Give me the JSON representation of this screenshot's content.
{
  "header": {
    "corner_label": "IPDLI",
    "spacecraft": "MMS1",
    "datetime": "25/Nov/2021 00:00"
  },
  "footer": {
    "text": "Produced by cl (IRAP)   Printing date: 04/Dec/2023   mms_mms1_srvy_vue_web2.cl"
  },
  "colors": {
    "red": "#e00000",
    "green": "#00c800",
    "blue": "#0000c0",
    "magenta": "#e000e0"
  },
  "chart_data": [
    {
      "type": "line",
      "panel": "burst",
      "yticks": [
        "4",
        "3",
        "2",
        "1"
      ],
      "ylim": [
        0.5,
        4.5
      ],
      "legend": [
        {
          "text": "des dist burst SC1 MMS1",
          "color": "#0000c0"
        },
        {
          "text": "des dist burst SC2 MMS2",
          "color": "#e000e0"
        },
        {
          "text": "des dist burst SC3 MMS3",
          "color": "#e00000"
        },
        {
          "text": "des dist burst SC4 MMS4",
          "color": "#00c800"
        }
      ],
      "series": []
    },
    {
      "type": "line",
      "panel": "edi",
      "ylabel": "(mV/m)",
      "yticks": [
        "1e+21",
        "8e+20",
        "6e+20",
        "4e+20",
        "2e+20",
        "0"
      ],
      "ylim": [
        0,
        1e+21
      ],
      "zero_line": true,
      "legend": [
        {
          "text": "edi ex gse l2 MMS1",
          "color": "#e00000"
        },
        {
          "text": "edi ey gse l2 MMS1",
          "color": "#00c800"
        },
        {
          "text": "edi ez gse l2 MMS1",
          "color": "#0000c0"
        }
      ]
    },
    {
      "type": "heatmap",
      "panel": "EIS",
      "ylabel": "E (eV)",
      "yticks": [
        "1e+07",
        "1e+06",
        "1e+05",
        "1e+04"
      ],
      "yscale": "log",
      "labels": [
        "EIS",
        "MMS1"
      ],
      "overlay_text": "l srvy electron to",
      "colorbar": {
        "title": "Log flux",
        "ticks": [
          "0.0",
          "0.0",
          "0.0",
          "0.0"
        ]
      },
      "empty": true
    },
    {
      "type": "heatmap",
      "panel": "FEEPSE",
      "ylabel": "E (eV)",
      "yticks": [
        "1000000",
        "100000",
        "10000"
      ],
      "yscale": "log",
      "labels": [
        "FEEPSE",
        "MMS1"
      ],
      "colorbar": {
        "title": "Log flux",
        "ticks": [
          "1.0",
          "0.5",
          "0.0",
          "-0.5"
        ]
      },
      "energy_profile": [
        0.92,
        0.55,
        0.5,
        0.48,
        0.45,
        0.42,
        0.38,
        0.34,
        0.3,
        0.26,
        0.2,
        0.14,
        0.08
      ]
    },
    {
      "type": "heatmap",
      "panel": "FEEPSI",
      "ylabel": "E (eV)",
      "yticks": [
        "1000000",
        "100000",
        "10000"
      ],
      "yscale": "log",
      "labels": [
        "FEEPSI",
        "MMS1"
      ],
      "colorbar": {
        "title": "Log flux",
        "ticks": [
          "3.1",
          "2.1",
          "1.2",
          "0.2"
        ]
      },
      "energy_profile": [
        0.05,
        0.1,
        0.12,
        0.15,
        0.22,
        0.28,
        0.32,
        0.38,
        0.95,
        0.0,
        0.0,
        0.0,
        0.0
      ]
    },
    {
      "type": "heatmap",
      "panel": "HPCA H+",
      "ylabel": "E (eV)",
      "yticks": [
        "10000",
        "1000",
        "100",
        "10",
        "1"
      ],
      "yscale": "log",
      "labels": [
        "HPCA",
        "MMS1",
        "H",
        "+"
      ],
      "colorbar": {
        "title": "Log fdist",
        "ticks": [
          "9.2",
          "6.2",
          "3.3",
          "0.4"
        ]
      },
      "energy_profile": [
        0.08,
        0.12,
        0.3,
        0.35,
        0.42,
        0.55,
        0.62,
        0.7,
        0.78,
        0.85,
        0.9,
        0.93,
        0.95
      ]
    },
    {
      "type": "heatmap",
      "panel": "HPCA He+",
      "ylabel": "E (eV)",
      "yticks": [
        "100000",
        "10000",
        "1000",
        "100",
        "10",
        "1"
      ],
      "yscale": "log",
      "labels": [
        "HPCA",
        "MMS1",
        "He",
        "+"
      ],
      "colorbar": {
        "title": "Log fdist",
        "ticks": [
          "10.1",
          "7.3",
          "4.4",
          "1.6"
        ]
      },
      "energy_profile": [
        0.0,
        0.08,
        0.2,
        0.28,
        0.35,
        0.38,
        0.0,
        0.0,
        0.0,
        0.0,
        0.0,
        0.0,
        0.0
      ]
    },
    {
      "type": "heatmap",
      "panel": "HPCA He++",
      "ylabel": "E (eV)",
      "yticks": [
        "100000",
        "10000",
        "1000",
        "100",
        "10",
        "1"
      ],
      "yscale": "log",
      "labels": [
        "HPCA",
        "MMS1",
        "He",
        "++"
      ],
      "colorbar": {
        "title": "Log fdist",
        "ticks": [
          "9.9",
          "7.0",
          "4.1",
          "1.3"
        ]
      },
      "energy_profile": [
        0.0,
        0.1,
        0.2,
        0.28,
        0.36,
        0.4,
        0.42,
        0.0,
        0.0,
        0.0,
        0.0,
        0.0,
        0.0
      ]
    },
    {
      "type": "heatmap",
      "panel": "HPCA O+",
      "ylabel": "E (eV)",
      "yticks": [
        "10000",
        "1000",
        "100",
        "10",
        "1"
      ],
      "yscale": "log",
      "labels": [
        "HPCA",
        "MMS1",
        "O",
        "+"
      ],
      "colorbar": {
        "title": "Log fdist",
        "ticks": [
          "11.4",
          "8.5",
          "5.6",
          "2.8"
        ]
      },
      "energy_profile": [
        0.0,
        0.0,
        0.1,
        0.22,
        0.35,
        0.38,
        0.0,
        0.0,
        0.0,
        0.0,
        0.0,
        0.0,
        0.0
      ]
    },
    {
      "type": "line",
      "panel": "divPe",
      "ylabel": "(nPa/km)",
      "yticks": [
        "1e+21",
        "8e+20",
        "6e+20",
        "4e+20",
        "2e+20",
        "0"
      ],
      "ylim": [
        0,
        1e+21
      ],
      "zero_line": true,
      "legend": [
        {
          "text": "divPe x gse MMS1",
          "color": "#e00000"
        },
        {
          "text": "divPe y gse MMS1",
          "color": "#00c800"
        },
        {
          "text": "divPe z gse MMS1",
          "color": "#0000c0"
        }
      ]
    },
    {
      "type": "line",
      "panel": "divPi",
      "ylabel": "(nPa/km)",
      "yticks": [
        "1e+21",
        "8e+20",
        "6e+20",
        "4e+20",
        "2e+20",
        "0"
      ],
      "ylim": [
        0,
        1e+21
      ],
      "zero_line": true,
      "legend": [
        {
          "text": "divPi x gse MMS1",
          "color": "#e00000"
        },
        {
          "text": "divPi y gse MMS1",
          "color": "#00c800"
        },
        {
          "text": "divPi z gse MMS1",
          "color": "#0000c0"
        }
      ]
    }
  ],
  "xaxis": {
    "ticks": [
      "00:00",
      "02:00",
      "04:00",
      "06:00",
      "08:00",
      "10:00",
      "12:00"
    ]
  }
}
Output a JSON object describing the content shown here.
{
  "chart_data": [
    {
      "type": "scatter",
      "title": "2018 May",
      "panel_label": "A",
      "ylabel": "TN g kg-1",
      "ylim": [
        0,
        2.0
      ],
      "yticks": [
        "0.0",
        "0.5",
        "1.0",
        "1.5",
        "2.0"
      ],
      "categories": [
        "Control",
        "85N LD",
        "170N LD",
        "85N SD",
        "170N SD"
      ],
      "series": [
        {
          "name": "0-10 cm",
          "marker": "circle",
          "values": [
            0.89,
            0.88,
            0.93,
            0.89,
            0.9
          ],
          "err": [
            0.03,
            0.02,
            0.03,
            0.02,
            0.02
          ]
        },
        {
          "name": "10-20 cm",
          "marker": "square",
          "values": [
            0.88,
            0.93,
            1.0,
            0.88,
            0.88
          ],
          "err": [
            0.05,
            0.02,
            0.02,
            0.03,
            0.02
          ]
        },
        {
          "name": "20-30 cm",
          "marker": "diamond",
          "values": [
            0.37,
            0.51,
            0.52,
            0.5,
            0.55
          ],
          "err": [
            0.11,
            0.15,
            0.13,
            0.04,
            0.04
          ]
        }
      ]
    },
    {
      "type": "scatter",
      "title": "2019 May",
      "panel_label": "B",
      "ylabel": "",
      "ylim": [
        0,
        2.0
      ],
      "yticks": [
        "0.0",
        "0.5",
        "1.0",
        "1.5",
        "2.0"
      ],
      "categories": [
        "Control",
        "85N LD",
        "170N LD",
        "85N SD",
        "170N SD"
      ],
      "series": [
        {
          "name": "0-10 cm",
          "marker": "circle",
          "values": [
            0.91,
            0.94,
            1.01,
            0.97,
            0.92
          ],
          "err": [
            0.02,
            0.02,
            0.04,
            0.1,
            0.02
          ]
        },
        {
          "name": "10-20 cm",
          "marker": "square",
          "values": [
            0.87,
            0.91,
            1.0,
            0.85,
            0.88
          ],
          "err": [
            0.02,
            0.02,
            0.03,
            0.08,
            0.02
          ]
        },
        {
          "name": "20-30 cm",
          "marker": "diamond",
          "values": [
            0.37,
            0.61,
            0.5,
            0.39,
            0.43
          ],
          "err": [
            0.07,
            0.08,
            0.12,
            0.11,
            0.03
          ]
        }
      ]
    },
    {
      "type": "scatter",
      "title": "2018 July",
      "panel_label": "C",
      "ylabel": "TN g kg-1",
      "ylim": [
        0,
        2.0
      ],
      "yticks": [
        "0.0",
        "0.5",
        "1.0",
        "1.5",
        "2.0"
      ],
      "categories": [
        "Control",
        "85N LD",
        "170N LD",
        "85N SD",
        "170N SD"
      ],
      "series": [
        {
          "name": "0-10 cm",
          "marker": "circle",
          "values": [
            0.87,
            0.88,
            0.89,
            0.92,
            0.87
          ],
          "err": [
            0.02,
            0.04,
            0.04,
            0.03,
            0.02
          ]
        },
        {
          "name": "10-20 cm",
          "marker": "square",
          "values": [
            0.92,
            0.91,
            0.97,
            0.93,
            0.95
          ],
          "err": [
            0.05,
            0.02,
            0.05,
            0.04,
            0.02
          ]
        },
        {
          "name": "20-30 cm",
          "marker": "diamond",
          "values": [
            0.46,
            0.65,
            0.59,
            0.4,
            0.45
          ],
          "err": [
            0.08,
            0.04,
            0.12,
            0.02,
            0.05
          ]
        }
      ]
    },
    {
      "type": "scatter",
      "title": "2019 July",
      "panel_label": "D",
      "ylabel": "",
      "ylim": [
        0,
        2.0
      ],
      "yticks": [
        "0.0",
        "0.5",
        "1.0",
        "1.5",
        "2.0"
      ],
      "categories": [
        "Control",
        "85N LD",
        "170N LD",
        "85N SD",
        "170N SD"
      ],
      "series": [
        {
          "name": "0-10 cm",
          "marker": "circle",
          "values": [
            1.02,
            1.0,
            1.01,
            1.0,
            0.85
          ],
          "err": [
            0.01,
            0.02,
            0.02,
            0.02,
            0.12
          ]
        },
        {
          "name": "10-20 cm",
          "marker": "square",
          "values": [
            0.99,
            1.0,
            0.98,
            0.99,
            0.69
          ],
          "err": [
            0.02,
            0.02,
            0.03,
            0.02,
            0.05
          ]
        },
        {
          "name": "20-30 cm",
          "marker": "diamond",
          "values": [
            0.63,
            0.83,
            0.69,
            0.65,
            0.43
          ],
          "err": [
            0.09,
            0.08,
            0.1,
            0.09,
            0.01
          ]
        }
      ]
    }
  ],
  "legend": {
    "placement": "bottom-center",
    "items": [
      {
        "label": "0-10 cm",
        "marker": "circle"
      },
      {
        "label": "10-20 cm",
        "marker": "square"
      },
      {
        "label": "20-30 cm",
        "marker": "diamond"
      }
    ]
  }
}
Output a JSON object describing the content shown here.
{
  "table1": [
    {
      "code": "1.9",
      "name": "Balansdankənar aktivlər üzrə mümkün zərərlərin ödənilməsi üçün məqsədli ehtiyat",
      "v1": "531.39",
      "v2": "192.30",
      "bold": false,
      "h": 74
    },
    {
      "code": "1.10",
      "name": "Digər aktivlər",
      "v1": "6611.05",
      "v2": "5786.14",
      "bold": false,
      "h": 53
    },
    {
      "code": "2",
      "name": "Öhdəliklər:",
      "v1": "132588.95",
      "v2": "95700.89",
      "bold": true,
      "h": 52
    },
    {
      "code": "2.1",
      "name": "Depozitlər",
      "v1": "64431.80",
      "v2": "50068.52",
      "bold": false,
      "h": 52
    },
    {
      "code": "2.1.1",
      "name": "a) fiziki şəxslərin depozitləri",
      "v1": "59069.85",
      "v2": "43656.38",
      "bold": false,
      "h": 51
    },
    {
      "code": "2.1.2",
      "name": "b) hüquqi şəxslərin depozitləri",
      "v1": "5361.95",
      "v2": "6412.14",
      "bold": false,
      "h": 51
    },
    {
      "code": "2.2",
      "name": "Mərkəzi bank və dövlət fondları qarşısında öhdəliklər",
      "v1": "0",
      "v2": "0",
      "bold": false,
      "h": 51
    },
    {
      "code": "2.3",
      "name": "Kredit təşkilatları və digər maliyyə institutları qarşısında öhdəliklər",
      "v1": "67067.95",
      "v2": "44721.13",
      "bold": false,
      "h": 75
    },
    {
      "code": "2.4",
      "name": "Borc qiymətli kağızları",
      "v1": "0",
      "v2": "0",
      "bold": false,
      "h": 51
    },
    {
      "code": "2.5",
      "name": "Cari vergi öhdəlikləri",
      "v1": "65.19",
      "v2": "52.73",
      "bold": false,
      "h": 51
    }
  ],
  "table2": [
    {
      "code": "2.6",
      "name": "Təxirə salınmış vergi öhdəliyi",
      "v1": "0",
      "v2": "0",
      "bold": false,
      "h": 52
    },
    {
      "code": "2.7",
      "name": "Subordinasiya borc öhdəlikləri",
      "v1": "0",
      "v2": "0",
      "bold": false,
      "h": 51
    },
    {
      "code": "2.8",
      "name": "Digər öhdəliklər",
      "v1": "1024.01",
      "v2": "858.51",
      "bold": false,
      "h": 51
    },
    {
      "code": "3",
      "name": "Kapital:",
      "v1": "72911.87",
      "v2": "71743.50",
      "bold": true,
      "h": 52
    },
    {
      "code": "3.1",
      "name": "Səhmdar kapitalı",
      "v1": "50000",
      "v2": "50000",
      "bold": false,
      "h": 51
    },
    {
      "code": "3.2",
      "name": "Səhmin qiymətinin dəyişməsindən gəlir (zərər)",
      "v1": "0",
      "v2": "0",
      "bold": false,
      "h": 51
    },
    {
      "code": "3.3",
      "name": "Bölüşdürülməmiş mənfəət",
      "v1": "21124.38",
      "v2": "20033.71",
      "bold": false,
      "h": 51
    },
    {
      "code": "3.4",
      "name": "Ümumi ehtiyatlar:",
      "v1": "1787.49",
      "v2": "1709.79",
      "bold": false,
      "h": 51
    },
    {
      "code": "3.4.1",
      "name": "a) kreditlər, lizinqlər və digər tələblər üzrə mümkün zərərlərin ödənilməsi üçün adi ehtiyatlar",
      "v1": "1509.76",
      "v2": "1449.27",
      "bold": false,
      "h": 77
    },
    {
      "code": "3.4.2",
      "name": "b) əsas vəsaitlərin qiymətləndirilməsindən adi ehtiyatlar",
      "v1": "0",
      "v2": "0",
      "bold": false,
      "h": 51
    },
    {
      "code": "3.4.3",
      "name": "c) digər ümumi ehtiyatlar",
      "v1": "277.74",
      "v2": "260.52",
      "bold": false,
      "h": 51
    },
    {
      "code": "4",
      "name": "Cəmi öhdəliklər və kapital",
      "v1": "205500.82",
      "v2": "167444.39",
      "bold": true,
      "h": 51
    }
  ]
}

━━━

- [Problem description]: Read the lines above. Gather those in which the string "şəxslərin" is found.

- [Result of the exercise]:
      "name": "a) fiziki şəxslərin depozitləri",
      "name": "b) hüquqi şəxslərin depozitləri",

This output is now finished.